WHAT TO PRODUCE: From the entries that follow, list every line in which the string "JSON" appears.

[Extracted records]
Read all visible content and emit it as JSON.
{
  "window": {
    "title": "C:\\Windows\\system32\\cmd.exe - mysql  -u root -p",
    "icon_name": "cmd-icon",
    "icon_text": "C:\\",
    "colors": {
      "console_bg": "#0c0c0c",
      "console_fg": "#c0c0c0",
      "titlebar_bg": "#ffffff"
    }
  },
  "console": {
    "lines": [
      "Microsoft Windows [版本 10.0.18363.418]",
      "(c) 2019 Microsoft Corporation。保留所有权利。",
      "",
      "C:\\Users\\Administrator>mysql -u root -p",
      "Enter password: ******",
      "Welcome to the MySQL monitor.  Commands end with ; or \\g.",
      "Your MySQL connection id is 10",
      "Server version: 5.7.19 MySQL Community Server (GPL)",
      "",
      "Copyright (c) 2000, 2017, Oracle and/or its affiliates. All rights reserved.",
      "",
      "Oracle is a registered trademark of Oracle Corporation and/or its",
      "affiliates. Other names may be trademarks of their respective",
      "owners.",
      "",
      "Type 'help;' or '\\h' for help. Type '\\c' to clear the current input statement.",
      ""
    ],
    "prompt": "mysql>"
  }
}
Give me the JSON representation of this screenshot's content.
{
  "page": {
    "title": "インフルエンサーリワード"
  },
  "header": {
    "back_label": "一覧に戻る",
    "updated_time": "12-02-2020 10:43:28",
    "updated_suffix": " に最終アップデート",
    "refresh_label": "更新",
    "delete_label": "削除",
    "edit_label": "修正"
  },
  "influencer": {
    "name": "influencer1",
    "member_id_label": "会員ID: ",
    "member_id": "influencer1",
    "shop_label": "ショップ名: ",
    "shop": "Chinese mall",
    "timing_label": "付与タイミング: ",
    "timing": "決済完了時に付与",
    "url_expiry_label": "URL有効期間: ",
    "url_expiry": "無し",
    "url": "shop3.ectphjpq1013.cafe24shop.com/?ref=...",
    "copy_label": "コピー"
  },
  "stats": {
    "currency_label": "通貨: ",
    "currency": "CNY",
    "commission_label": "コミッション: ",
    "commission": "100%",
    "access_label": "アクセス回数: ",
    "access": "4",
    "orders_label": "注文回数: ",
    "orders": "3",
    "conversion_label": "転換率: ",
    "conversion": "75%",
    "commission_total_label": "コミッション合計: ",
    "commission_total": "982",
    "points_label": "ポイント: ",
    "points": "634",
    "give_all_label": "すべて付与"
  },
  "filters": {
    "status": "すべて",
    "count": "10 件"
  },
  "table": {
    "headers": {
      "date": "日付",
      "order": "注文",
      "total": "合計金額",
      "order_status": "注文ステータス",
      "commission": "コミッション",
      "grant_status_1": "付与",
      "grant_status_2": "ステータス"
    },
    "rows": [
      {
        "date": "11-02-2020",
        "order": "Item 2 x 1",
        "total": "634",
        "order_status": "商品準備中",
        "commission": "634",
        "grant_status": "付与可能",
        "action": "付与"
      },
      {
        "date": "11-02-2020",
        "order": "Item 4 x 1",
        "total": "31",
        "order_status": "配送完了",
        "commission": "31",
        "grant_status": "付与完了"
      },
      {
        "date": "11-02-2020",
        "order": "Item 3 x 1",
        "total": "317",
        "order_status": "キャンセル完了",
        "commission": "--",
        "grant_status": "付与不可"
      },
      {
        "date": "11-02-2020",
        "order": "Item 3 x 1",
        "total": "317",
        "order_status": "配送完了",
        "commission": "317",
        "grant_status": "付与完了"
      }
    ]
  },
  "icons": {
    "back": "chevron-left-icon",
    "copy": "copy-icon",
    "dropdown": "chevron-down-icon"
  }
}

ANSWER TO THIS PROBLEM:
Read all visible content and emit it as JSON.
Give me the JSON representation of this screenshot's content.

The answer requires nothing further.